Stated task: Present every line of the material below as an item in a numbered list, omitting any blank lines.

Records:
>> start
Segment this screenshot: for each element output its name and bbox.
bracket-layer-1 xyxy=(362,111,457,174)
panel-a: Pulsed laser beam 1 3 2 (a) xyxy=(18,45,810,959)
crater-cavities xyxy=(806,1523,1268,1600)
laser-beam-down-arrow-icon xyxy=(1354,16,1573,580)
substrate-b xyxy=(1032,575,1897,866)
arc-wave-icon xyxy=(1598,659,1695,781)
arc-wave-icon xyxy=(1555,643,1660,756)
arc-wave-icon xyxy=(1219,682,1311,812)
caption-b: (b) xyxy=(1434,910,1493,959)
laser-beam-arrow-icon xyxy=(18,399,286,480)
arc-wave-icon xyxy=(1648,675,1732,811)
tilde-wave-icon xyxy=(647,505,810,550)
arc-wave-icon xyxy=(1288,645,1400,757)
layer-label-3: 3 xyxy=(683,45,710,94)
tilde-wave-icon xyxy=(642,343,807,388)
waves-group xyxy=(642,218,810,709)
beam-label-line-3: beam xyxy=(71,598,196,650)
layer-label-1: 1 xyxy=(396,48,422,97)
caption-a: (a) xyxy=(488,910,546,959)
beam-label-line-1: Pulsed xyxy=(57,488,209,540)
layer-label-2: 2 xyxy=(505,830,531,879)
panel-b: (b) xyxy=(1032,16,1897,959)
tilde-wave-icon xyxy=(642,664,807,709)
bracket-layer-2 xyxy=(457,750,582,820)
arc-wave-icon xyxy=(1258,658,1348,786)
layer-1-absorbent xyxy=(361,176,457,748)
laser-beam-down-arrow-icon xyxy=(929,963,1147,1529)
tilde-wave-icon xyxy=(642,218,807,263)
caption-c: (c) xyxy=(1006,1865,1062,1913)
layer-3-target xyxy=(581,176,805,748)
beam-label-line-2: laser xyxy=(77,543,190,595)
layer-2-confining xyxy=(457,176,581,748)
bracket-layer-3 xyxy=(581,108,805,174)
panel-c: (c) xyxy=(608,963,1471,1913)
>> end
Response for this exercise:
1. Segment this screenshot: for each element output its name and bbox.
2. bracket-layer-1 xyxy=(362,111,457,174)
3. panel-a: Pulsed laser beam 1 3 2 (a) xyxy=(18,45,810,959)
4. crater-cavities xyxy=(806,1523,1268,1600)
5. laser-beam-down-arrow-icon xyxy=(1354,16,1573,580)
6. substrate-b xyxy=(1032,575,1897,866)
7. arc-wave-icon xyxy=(1598,659,1695,781)
8. arc-wave-icon xyxy=(1555,643,1660,756)
9. arc-wave-icon xyxy=(1219,682,1311,812)
10. caption-b: (b) xyxy=(1434,910,1493,959)
11. laser-beam-arrow-icon xyxy=(18,399,286,480)
12. arc-wave-icon xyxy=(1648,675,1732,811)
13. tilde-wave-icon xyxy=(647,505,810,550)
14. arc-wave-icon xyxy=(1288,645,1400,757)
15. layer-label-3: 3 xyxy=(683,45,710,94)
16. tilde-wave-icon xyxy=(642,343,807,388)
17. waves-group xyxy=(642,218,810,709)
18. beam-label-line-3: beam xyxy=(71,598,196,650)
19. layer-label-1: 1 xyxy=(396,48,422,97)
20. caption-a: (a) xyxy=(488,910,546,959)
21. beam-label-line-1: Pulsed xyxy=(57,488,209,540)
22. layer-label-2: 2 xyxy=(505,830,531,879)
23. panel-b: (b) xyxy=(1032,16,1897,959)
24. tilde-wave-icon xyxy=(642,664,807,709)
25. bracket-layer-2 xyxy=(457,750,582,820)
26. arc-wave-icon xyxy=(1258,658,1348,786)
27. layer-1-absorbent xyxy=(361,176,457,748)
28. laser-beam-down-arrow-icon xyxy=(929,963,1147,1529)
29. tilde-wave-icon xyxy=(642,218,807,263)
30. caption-c: (c) xyxy=(1006,1865,1062,1913)
31. layer-3-target xyxy=(581,176,805,748)
32. beam-label-line-2: laser xyxy=(77,543,190,595)
33. layer-2-confining xyxy=(457,176,581,748)
34. bracket-layer-3 xyxy=(581,108,805,174)
35. panel-c: (c) xyxy=(608,963,1471,1913)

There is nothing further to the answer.